• _Problem statement_
Copy out each line in the material below that has the word "بمجيئه".

==*==

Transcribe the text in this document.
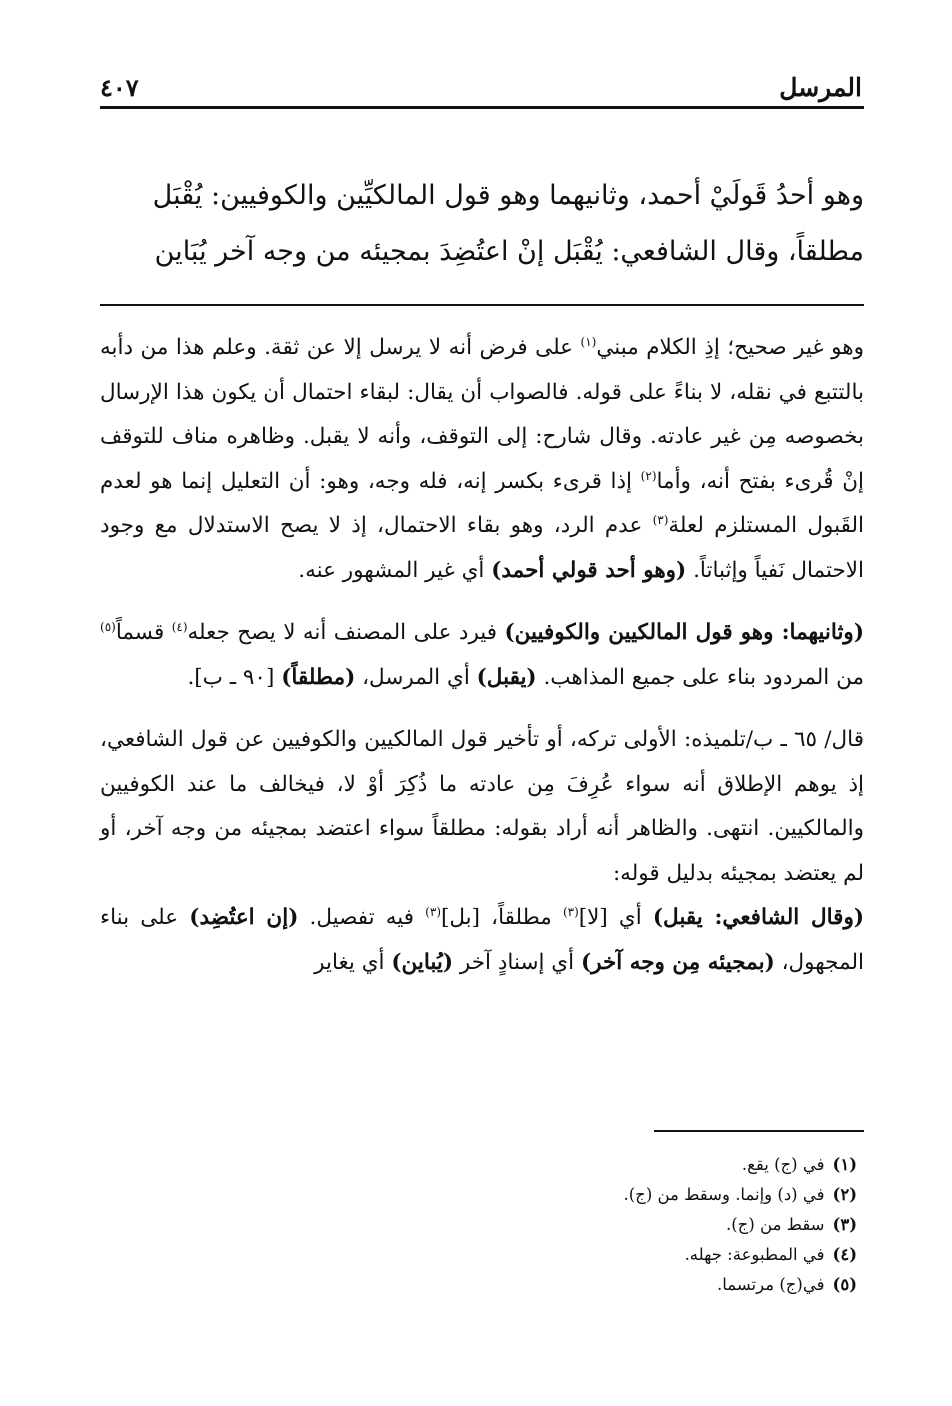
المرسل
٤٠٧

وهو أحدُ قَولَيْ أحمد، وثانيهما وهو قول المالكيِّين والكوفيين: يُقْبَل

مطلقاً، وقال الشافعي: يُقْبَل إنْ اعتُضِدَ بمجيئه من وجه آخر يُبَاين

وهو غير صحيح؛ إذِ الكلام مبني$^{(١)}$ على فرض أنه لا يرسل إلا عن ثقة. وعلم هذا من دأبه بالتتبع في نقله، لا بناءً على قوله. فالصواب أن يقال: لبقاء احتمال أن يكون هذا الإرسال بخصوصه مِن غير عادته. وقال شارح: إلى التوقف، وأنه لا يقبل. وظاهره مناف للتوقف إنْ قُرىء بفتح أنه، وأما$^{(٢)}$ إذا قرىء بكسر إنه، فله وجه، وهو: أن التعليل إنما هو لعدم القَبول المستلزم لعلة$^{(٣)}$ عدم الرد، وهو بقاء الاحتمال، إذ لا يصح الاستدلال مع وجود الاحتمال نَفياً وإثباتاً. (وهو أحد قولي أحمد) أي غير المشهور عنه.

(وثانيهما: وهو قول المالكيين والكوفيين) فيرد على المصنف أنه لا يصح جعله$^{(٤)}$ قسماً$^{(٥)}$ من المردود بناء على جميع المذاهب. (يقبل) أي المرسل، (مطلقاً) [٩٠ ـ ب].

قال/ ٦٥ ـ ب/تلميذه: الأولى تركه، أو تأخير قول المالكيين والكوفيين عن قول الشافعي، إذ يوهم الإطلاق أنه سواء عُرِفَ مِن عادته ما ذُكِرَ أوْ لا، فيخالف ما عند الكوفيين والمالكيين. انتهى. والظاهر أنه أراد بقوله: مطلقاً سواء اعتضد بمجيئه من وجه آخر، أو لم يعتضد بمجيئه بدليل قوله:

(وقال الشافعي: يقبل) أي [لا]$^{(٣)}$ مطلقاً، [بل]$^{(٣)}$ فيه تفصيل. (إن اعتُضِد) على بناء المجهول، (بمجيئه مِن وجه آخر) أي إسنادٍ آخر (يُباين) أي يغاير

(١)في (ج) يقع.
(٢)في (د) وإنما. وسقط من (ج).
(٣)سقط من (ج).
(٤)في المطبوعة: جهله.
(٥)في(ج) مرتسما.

==*==

• _Task result_
مطلقاً، وقال الشافعي: يُقْبَل إنْ اعتُضِدَ بمجيئه من وجه آخر يُبَاين
قال/ ٦٥ ـ ب/تلميذه: الأولى تركه، أو تأخير قول المالكيين والكوفيين عن قول الشافعي، إذ يوهم الإطلاق أنه سواء عُرِفَ مِن عادته ما ذُكِرَ أوْ لا، فيخالف ما عند الكوفيين والمالكيين. انتهى. والظاهر أنه أراد بقوله: مطلقاً سواء اعتضد بمجيئه من وجه آخر، أو لم يعتضد بمجيئه بدليل قوله:
(وقال الشافعي: يقبل) أي [لا]$^{(٣)}$ مطلقاً، [بل]$^{(٣)}$ فيه تفصيل. (إن اعتُضِد) على بناء المجهول، (بمجيئه مِن وجه آخر) أي إسنادٍ آخر (يُباين) أي يغاير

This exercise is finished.